Your instructions
Will you write out, word for word, every line from the one with "Transcribe this image's" to the final line of the data below, with the pictures left out?

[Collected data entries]

* BEGIN *

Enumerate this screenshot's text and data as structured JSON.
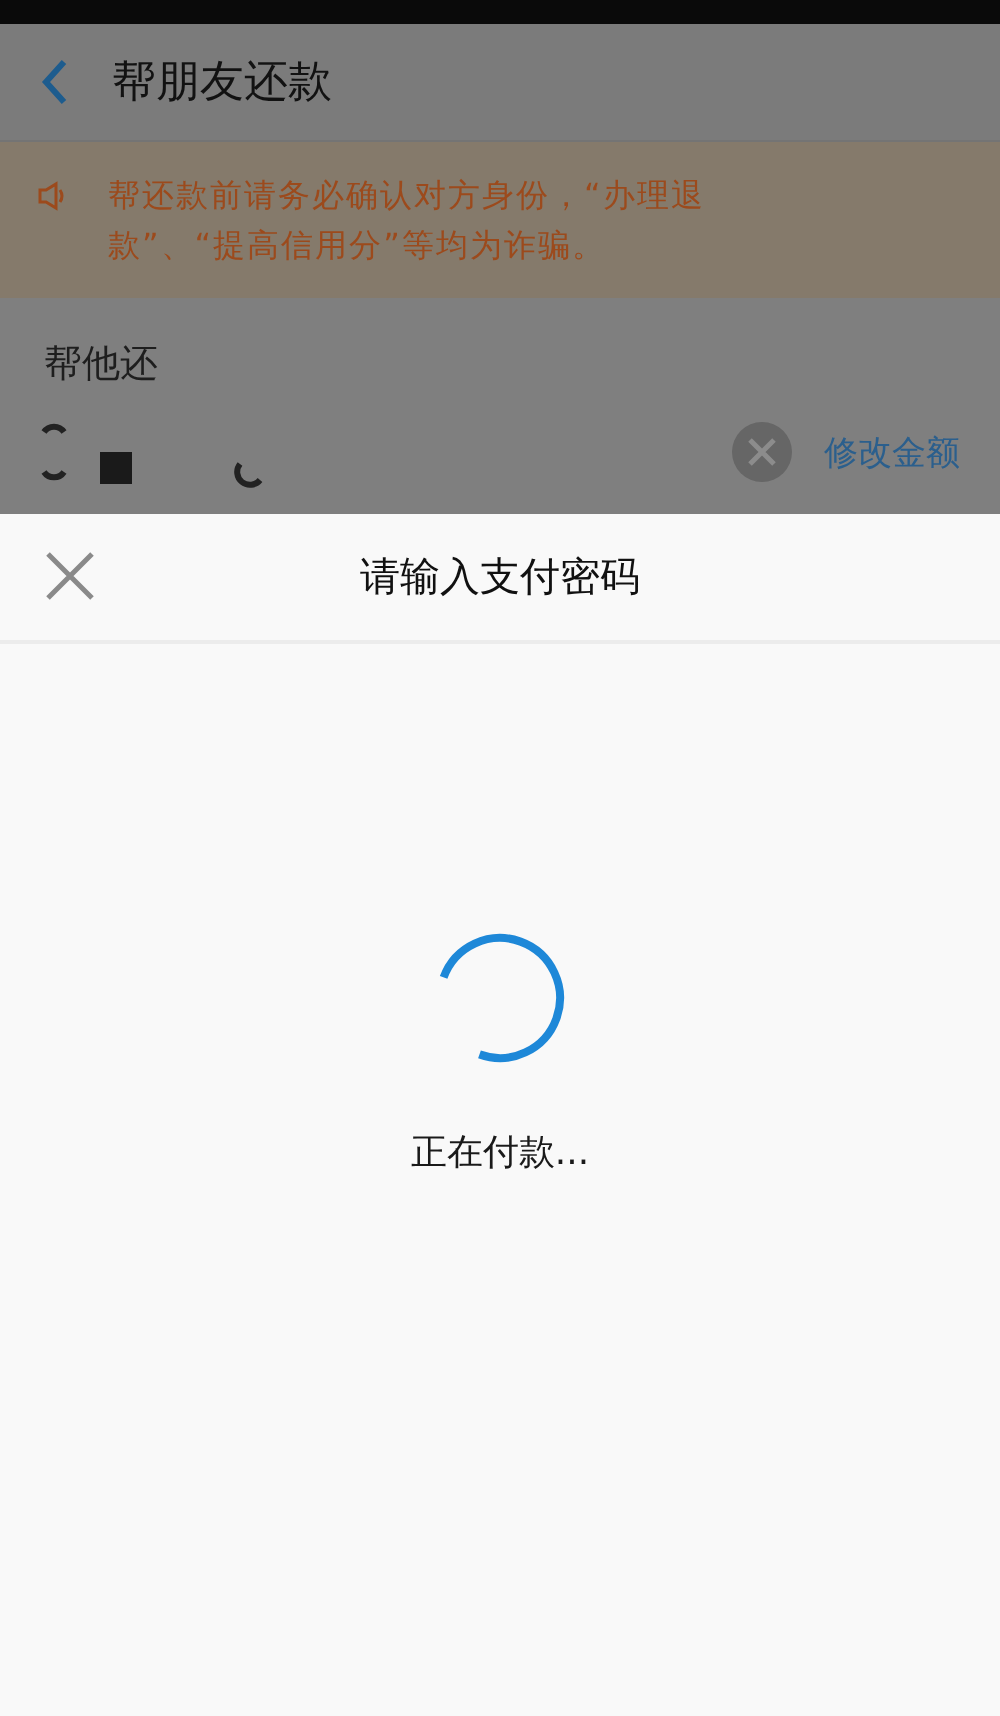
{
  "header": {
    "title": "帮朋友还款"
  },
  "notice": {
    "text": "帮还款前请务必确认对方身份，“办理退款”、“提高信用分”等均为诈骗。"
  },
  "repay": {
    "label": "帮他还",
    "edit_link": "修改金额"
  },
  "sheet": {
    "title": "请输入支付密码",
    "status": "正在付款..."
  }
}
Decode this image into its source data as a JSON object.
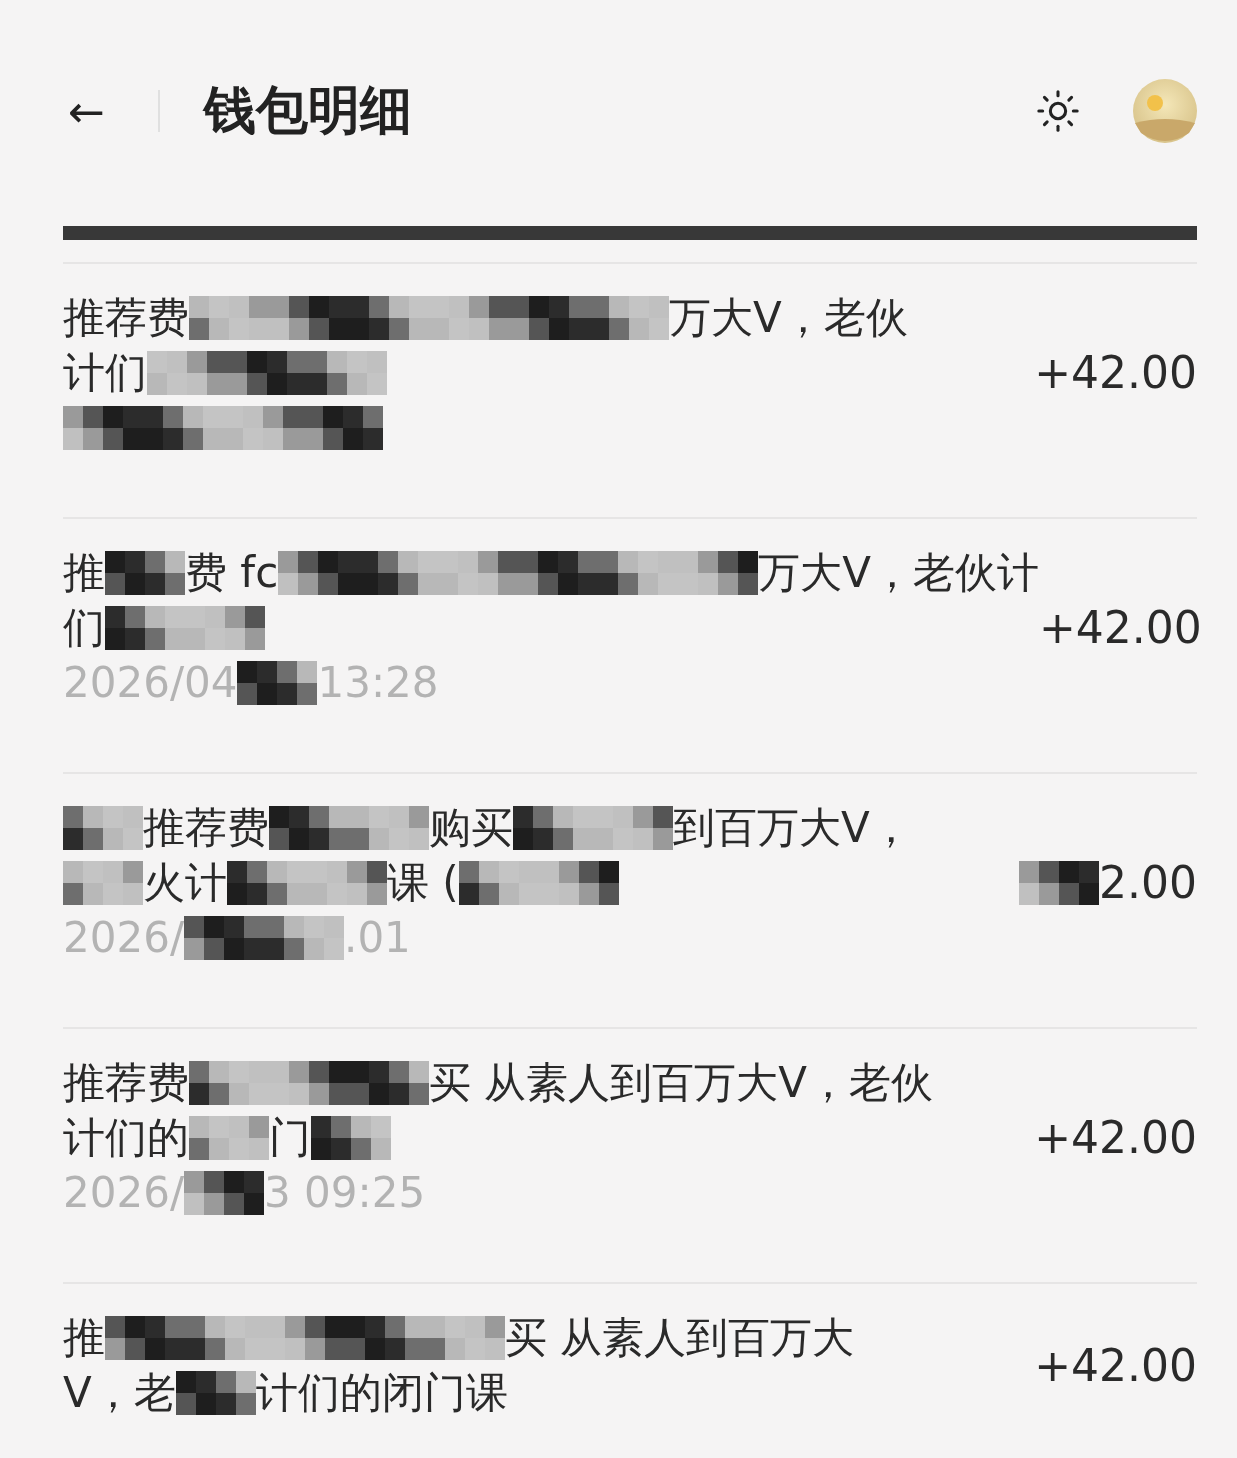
{
  "header": {
    "back": "←",
    "title": "钱包明细"
  },
  "rows": [
    {
      "lines": [
        [
          {
            "kind": "text",
            "text": "推荐费"
          },
          {
            "kind": "mosaic"
          },
          {
            "kind": "mosaic"
          },
          {
            "kind": "mosaic"
          },
          {
            "kind": "mosaic"
          },
          {
            "kind": "mosaic"
          },
          {
            "kind": "mosaic"
          },
          {
            "kind": "text",
            "text": "万大V，老伙"
          }
        ],
        [
          {
            "kind": "text",
            "text": "计们"
          },
          {
            "kind": "mosaic"
          },
          {
            "kind": "mosaic"
          },
          {
            "kind": "mosaic"
          }
        ]
      ],
      "time": [
        {
          "kind": "mosaic"
        },
        {
          "kind": "mosaic"
        },
        {
          "kind": "mosaic"
        },
        {
          "kind": "mosaic"
        }
      ],
      "amount": [
        {
          "kind": "text",
          "text": "+42.00"
        }
      ]
    },
    {
      "lines": [
        [
          {
            "kind": "text",
            "text": "推"
          },
          {
            "kind": "mosaic"
          },
          {
            "kind": "text",
            "text": "费 fc"
          },
          {
            "kind": "mosaic"
          },
          {
            "kind": "mosaic"
          },
          {
            "kind": "mosaic"
          },
          {
            "kind": "mosaic"
          },
          {
            "kind": "mosaic"
          },
          {
            "kind": "mosaic"
          },
          {
            "kind": "text",
            "text": "万大V，老伙计"
          }
        ],
        [
          {
            "kind": "text",
            "text": "们"
          },
          {
            "kind": "mosaic"
          },
          {
            "kind": "mosaic"
          }
        ]
      ],
      "time": [
        {
          "kind": "text",
          "text": "2026/04"
        },
        {
          "kind": "mosaic"
        },
        {
          "kind": "text",
          "text": "13:28"
        }
      ],
      "amount": [
        {
          "kind": "text",
          "text": "+42.00"
        }
      ]
    },
    {
      "lines": [
        [
          {
            "kind": "mosaic"
          },
          {
            "kind": "text",
            "text": "推荐费"
          },
          {
            "kind": "mosaic"
          },
          {
            "kind": "mosaic"
          },
          {
            "kind": "text",
            "text": "购买"
          },
          {
            "kind": "mosaic"
          },
          {
            "kind": "mosaic"
          },
          {
            "kind": "text",
            "text": "到百万大V，"
          }
        ],
        [
          {
            "kind": "mosaic"
          },
          {
            "kind": "text",
            "text": "火计"
          },
          {
            "kind": "mosaic"
          },
          {
            "kind": "mosaic"
          },
          {
            "kind": "text",
            "text": "课 ("
          },
          {
            "kind": "mosaic"
          },
          {
            "kind": "mosaic"
          }
        ]
      ],
      "time": [
        {
          "kind": "text",
          "text": "2026/"
        },
        {
          "kind": "mosaic"
        },
        {
          "kind": "mosaic"
        },
        {
          "kind": "text",
          "text": ".01"
        }
      ],
      "amount": [
        {
          "kind": "mosaic"
        },
        {
          "kind": "text",
          "text": "2.00"
        }
      ]
    },
    {
      "lines": [
        [
          {
            "kind": "text",
            "text": "推荐费"
          },
          {
            "kind": "mosaic"
          },
          {
            "kind": "mosaic"
          },
          {
            "kind": "mosaic"
          },
          {
            "kind": "text",
            "text": "买 从素人到百万大V，老伙"
          }
        ],
        [
          {
            "kind": "text",
            "text": "计们的"
          },
          {
            "kind": "mosaic"
          },
          {
            "kind": "text",
            "text": "门"
          },
          {
            "kind": "mosaic"
          }
        ]
      ],
      "time": [
        {
          "kind": "text",
          "text": "2026/"
        },
        {
          "kind": "mosaic"
        },
        {
          "kind": "text",
          "text": "3 09:25"
        }
      ],
      "amount": [
        {
          "kind": "text",
          "text": "+42.00"
        }
      ]
    },
    {
      "lines": [
        [
          {
            "kind": "text",
            "text": "推"
          },
          {
            "kind": "mosaic"
          },
          {
            "kind": "mosaic"
          },
          {
            "kind": "mosaic"
          },
          {
            "kind": "mosaic"
          },
          {
            "kind": "mosaic"
          },
          {
            "kind": "text",
            "text": "买 从素人到百万大"
          }
        ],
        [
          {
            "kind": "text",
            "text": "V，老"
          },
          {
            "kind": "mosaic"
          },
          {
            "kind": "text",
            "text": "计们的闭门课"
          }
        ]
      ],
      "amount": [
        {
          "kind": "text",
          "text": "+42.00"
        }
      ]
    }
  ]
}
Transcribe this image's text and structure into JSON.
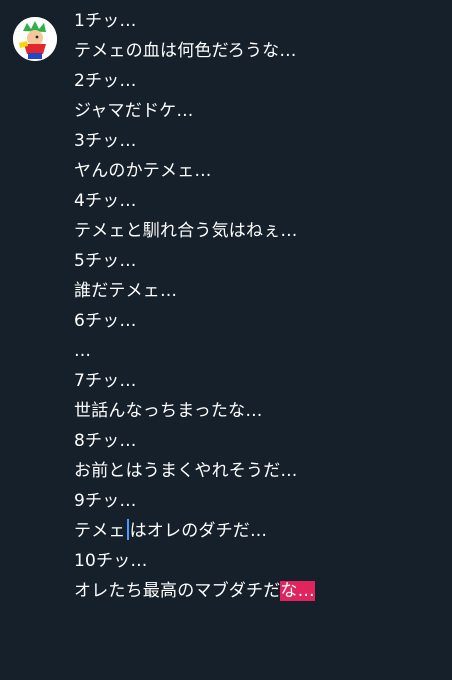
{
  "lines": [
    "1チッ…",
    "テメェの血は何色だろうな…",
    "2チッ…",
    "ジャマだドケ…",
    "3チッ…",
    "ヤんのかテメェ…",
    "4チッ…",
    "テメェと馴れ合う気はねぇ…",
    "5チッ…",
    "誰だテメェ…",
    "6チッ…",
    "…",
    "7チッ…",
    "世話んなっちまったな…",
    "8チッ…",
    "お前とはうまくやれそうだ…",
    "9チッ…",
    "テメェ",
    "はオレのダチだ…",
    "10チッ…",
    "オレたち最高のマブダチだ",
    "な…"
  ],
  "icons": {
    "avatar": "character-avatar-icon"
  },
  "colors": {
    "background": "#16202b",
    "text": "#ffffff",
    "caret": "#4a9bff",
    "highlight": "#e0245e"
  }
}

* END *

Expected output
Transcribe this image's text and structure into JSON.
{
  "lines": [
    "1チッ…",
    "テメェの血は何色だろうな…",
    "2チッ…",
    "ジャマだドケ…",
    "3チッ…",
    "ヤんのかテメェ…",
    "4チッ…",
    "テメェと馴れ合う気はねぇ…",
    "5チッ…",
    "誰だテメェ…",
    "6チッ…",
    "…",
    "7チッ…",
    "世話んなっちまったな…",
    "8チッ…",
    "お前とはうまくやれそうだ…",
    "9チッ…",
    "テメェ",
    "はオレのダチだ…",
    "10チッ…",
    "オレたち最高のマブダチだ",
    "な…"
  ],
  "icons": {
    "avatar": "character-avatar-icon"
  },
  "colors": {
    "background": "#16202b",
    "text": "#ffffff",
    "caret": "#4a9bff",
    "highlight": "#e0245e"
  }
}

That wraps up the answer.